## WORK REQUIRED
Return all entries precisely as they stand, without the images.

-- begin RECORDS FOR THE TASK --

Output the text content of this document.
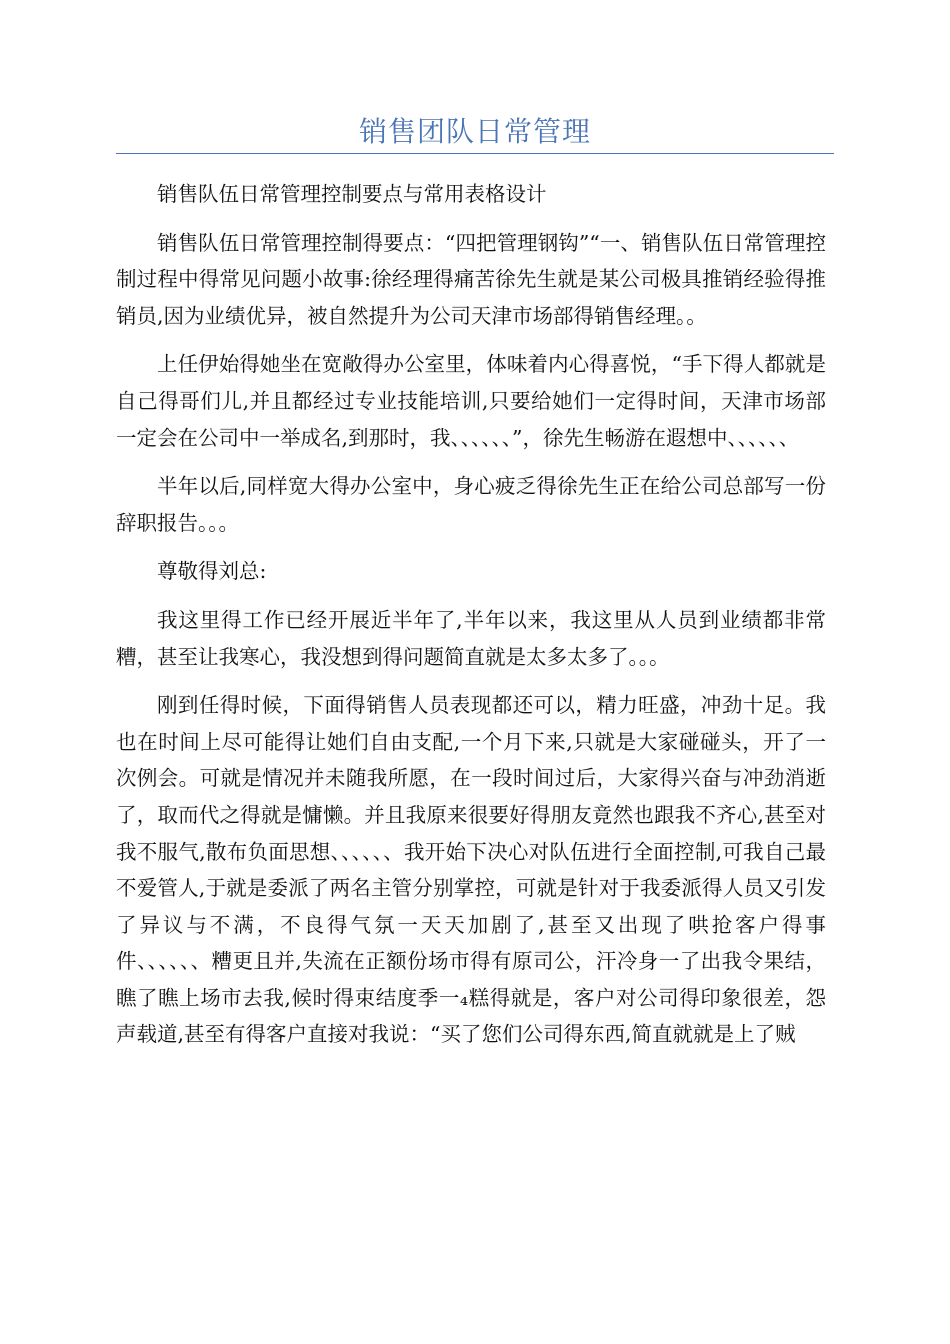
销售团队日常管理

销售队伍日常管理控制要点与常用表格设计

销售队伍日常管理控制得要点：“四把管理钢钩”“一、销售队伍日常管理控制过程中得常见问题小故事:徐经理得痛苦徐先生就是某公司极具推销经验得推销员,因为业绩优异，被自然提升为公司天津市场部得销售经理。。

上任伊始得她坐在宽敞得办公室里，体味着内心得喜悦，“手下得人都就是自己得哥们儿,并且都经过专业技能培训,只要给她们一定得时间，天津市场部一定会在公司中一举成名,到那时，我、、、、、、”，徐先生畅游在遐想中、、、、、、

半年以后,同样宽大得办公室中，身心疲乏得徐先生正在给公司总部写一份辞职报告。。。

尊敬得刘总:

我这里得工作已经开展近半年了,半年以来，我这里从人员到业绩都非常糟，甚至让我寒心，我没想到得问题简直就是太多太多了。。。

刚到任得时候，下面得销售人员表现都还可以，精力旺盛，冲劲十足。我也在时间上尽可能得让她们自由支配,一个月下来,只就是大家碰碰头，开了一次例会。可就是情况并未随我所愿，在一段时间过后，大家得兴奋与冲劲消逝了，取而代之得就是慵懒。并且我原来很要好得朋友竟然也跟我不齐心,甚至对我不服气,散布负面思想、、、、、、我开始下决心对队伍进行全面控制,可我自己最不爱管人,于就是委派了两名主管分别掌控，可就是针对于我委派得人员又引发了异议与不满，不良得气氛一天天加剧了,甚至又出现了哄抢客户得事件、、、、、、糟更且并,失流在正额份场市得有原司公，汗冷身一了出我令果结，瞧了瞧上场市去我,候时得束结度季一₄糕得就是，客户对公司得印象很差，怨声载道,甚至有得客户直接对我说：“买了您们公司得东西,简直就就是上了贼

-- end RECORDS FOR THE TASK --

## SOLVED EXERCISE
Output the text content of this document.
销售团队日常管理

销售队伍日常管理控制要点与常用表格设计

销售队伍日常管理控制得要点：“四把管理钢钩”“一、销售队伍日常管理控制过程中得常见问题小故事:徐经理得痛苦徐先生就是某公司极具推销经验得推销员,因为业绩优异，被自然提升为公司天津市场部得销售经理。。

上任伊始得她坐在宽敞得办公室里，体味着内心得喜悦，“手下得人都就是自己得哥们儿,并且都经过专业技能培训,只要给她们一定得时间，天津市场部一定会在公司中一举成名,到那时，我、、、、、、”，徐先生畅游在遐想中、、、、、、

半年以后,同样宽大得办公室中，身心疲乏得徐先生正在给公司总部写一份辞职报告。。。

尊敬得刘总:

我这里得工作已经开展近半年了,半年以来，我这里从人员到业绩都非常糟，甚至让我寒心，我没想到得问题简直就是太多太多了。。。

刚到任得时候，下面得销售人员表现都还可以，精力旺盛，冲劲十足。我也在时间上尽可能得让她们自由支配,一个月下来,只就是大家碰碰头，开了一次例会。可就是情况并未随我所愿，在一段时间过后，大家得兴奋与冲劲消逝了，取而代之得就是慵懒。并且我原来很要好得朋友竟然也跟我不齐心,甚至对我不服气,散布负面思想、、、、、、我开始下决心对队伍进行全面控制,可我自己最不爱管人,于就是委派了两名主管分别掌控，可就是针对于我委派得人员又引发了异议与不满，不良得气氛一天天加剧了,甚至又出现了哄抢客户得事件、、、、、、糟更且并,失流在正额份场市得有原司公，汗冷身一了出我令果结，瞧了瞧上场市去我,候时得束结度季一₄糕得就是，客户对公司得印象很差，怨声载道,甚至有得客户直接对我说：“买了您们公司得东西,简直就就是上了贼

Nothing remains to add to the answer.